* START Source material *

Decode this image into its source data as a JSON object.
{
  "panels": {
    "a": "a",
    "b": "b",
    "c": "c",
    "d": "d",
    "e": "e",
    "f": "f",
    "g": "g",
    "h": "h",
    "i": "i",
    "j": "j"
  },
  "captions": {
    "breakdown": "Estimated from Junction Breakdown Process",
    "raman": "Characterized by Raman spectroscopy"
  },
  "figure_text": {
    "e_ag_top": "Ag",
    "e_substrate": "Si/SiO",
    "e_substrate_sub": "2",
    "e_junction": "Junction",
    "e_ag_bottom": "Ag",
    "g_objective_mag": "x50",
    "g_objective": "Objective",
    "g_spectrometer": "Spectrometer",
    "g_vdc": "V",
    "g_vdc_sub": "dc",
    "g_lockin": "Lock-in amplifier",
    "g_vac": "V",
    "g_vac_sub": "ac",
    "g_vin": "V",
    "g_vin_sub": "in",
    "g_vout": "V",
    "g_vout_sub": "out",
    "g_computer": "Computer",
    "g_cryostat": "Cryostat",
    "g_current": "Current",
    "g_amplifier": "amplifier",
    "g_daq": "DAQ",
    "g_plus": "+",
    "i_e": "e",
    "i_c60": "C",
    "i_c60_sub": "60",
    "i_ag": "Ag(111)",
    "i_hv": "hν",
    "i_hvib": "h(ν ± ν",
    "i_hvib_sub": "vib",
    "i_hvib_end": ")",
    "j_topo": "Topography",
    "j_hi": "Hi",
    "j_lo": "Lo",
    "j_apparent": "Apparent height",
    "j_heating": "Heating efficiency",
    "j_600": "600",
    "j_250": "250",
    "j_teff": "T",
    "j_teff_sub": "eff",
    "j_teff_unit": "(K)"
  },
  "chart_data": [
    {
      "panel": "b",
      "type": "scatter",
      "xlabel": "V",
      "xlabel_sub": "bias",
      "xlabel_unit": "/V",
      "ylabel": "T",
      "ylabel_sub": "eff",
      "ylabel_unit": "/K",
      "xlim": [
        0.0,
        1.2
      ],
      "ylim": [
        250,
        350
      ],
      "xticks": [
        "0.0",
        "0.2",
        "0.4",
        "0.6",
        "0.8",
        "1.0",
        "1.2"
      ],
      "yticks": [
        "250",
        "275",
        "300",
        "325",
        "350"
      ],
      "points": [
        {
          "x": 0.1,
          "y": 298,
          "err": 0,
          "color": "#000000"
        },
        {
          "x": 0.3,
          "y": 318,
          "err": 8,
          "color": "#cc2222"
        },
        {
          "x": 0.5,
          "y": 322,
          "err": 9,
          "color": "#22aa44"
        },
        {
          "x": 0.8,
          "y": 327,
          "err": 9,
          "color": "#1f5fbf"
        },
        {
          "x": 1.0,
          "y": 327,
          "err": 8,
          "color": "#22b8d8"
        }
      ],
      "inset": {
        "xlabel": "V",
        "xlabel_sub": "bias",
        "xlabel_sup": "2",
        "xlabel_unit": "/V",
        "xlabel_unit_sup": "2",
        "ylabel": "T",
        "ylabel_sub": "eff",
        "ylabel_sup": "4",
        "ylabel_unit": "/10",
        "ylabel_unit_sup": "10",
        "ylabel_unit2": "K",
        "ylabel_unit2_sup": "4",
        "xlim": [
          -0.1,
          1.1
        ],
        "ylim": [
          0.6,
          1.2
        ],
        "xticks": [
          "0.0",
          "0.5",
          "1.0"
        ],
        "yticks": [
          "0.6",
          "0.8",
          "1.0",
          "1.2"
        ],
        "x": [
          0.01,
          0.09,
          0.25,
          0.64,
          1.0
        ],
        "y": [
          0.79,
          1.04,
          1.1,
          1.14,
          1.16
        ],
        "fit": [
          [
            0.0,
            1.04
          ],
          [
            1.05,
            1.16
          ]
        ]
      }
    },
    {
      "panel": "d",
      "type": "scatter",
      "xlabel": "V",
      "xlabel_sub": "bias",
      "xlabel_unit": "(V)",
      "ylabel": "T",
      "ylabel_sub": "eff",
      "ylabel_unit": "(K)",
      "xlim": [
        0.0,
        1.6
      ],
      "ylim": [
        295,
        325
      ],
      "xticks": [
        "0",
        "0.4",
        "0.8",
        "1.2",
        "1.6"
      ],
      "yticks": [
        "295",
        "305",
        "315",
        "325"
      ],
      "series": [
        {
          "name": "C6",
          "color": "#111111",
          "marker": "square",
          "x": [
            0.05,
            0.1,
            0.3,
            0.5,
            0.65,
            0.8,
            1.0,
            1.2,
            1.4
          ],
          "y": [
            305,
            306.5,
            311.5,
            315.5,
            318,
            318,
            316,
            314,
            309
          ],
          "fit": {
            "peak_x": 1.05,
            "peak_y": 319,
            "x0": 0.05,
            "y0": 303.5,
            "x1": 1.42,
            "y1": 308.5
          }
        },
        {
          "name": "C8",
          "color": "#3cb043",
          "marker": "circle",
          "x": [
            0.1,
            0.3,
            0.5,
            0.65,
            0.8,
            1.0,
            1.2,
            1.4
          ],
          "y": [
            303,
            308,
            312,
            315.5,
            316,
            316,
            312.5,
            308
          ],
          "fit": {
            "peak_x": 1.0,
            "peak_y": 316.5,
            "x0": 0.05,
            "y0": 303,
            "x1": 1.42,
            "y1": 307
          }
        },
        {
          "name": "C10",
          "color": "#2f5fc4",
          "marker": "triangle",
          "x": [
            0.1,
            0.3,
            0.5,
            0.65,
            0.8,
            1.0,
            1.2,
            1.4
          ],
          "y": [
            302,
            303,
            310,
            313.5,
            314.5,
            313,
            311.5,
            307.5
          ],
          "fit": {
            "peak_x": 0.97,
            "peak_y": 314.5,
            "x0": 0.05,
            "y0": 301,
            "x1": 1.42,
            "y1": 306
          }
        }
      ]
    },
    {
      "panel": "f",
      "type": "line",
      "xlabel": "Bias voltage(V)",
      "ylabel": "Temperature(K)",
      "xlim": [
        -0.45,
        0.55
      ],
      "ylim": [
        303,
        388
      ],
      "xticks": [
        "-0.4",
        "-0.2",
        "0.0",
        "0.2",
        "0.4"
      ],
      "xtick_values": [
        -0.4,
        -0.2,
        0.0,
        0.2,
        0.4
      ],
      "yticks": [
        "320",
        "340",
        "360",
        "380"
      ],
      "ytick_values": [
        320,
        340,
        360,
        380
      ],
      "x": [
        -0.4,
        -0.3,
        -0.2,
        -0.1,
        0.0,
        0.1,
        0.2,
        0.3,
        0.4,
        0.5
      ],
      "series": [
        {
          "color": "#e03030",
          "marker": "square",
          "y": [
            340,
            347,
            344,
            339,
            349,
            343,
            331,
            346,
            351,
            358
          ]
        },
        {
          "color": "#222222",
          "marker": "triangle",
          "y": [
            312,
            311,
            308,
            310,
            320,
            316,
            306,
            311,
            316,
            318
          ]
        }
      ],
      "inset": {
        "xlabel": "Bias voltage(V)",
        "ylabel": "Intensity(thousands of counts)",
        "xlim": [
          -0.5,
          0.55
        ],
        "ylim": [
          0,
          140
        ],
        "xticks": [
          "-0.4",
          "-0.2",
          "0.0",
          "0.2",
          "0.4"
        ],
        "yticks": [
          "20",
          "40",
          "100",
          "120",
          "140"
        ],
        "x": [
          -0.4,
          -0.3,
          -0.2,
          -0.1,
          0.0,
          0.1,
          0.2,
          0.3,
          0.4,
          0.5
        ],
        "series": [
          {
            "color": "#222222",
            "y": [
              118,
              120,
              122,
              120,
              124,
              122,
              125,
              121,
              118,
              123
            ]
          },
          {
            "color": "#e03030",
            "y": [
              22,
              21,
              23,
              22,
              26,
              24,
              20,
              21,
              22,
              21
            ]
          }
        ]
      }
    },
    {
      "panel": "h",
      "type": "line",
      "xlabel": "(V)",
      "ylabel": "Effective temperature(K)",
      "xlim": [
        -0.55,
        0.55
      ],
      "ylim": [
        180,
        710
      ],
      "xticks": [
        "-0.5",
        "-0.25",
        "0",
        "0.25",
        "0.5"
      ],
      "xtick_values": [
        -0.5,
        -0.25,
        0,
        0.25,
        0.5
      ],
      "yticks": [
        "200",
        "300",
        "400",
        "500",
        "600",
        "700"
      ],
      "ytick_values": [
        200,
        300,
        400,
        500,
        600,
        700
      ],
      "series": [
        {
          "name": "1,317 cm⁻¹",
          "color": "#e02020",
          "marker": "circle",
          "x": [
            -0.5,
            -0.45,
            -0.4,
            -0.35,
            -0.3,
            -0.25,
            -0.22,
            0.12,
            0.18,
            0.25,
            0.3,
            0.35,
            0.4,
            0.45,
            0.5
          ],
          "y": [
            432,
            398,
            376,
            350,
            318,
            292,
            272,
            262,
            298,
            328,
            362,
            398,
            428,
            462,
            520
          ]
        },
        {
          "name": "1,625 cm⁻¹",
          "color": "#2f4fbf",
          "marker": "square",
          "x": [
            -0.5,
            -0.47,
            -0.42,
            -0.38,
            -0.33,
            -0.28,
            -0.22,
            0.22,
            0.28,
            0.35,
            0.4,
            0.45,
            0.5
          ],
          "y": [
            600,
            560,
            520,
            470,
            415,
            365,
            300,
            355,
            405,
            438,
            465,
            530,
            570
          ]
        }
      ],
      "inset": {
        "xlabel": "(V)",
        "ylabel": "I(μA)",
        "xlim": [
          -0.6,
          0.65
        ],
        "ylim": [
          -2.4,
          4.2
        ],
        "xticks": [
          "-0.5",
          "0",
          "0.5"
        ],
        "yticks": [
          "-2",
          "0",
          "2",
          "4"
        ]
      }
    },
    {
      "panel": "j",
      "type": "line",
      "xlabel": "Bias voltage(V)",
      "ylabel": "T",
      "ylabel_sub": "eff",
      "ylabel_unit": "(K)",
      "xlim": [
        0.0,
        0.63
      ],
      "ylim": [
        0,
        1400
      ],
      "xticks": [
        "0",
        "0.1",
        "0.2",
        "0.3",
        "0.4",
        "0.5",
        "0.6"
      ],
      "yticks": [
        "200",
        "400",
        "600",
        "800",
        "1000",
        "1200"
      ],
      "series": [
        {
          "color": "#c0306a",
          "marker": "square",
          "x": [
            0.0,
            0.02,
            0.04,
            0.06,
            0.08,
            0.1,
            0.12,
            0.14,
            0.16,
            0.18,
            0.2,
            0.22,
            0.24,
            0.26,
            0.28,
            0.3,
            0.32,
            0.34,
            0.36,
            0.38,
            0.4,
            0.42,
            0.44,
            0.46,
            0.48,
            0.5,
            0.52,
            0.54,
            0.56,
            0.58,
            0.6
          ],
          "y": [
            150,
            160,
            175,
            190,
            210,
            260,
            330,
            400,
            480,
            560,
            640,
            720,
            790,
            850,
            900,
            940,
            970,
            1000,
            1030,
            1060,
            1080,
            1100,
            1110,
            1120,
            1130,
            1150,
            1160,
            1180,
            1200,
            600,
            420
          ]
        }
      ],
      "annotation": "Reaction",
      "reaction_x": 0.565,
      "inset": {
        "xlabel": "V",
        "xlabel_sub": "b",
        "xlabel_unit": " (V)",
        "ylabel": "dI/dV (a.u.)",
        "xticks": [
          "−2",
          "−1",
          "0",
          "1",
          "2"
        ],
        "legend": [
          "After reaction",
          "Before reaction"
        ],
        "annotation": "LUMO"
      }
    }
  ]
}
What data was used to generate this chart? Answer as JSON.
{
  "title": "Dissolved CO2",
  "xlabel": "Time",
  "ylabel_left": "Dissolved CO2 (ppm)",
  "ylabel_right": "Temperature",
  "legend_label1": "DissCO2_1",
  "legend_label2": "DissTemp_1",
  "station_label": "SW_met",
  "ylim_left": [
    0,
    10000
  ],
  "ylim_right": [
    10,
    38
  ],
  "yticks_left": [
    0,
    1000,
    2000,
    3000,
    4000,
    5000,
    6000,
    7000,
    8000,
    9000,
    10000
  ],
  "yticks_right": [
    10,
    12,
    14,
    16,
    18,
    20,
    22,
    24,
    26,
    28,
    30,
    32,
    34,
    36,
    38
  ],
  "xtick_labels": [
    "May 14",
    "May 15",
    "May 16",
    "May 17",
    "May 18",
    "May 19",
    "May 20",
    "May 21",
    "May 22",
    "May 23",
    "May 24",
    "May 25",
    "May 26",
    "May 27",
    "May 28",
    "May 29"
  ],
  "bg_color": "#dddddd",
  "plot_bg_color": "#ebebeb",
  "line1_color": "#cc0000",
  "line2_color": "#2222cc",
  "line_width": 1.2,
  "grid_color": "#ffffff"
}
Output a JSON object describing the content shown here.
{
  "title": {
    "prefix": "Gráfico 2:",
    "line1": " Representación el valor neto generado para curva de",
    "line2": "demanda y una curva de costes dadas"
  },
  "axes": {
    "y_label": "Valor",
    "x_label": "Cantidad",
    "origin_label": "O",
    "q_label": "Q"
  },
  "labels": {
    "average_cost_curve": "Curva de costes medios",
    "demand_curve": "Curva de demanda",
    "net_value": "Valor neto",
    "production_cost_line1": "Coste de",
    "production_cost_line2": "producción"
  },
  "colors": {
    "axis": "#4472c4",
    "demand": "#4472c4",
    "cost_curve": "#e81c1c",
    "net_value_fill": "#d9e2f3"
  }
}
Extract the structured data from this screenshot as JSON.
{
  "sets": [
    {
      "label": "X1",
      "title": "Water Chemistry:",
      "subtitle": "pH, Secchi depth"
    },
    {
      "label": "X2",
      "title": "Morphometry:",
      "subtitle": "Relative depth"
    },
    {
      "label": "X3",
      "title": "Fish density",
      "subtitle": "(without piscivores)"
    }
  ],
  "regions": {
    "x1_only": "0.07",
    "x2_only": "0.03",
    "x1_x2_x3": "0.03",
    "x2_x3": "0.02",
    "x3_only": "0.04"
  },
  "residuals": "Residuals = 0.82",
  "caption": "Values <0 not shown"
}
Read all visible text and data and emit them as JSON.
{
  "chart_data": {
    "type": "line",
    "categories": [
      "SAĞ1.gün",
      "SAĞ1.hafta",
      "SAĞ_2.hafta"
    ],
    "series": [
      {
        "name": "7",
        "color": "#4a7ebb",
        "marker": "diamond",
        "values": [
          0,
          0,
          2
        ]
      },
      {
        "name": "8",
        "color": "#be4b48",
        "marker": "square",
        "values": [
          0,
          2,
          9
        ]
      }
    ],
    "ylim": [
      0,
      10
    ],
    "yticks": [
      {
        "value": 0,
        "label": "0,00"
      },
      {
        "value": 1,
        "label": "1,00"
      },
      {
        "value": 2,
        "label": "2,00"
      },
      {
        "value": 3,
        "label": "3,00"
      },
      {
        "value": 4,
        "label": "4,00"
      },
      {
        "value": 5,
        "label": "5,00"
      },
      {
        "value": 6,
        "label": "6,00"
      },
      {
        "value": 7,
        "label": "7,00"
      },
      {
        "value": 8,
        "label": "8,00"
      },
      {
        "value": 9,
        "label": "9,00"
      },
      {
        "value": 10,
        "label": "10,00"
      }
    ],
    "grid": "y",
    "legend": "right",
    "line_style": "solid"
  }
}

* END Source material *

Return the lines beginning at the one that contains "Read all visible" and continuing through the last line of the data, exactly as they stand and without any others.

### The result
Read all visible text and data and emit them as JSON.
{
  "chart_data": {
    "type": "line",
    "categories": [
      "SAĞ1.gün",
      "SAĞ1.hafta",
      "SAĞ_2.hafta"
    ],
    "series": [
      {
        "name": "7",
        "color": "#4a7ebb",
        "marker": "diamond",
        "values": [
          0,
          0,
          2
        ]
      },
      {
        "name": "8",
        "color": "#be4b48",
        "marker": "square",
        "values": [
          0,
          2,
          9
        ]
      }
    ],
    "ylim": [
      0,
      10
    ],
    "yticks": [
      {
        "value": 0,
        "label": "0,00"
      },
      {
        "value": 1,
        "label": "1,00"
      },
      {
        "value": 2,
        "label": "2,00"
      },
      {
        "value": 3,
        "label": "3,00"
      },
      {
        "value": 4,
        "label": "4,00"
      },
      {
        "value": 5,
        "label": "5,00"
      },
      {
        "value": 6,
        "label": "6,00"
      },
      {
        "value": 7,
        "label": "7,00"
      },
      {
        "value": 8,
        "label": "8,00"
      },
      {
        "value": 9,
        "label": "9,00"
      },
      {
        "value": 10,
        "label": "10,00"
      }
    ],
    "grid": "y",
    "legend": "right",
    "line_style": "solid"
  }
}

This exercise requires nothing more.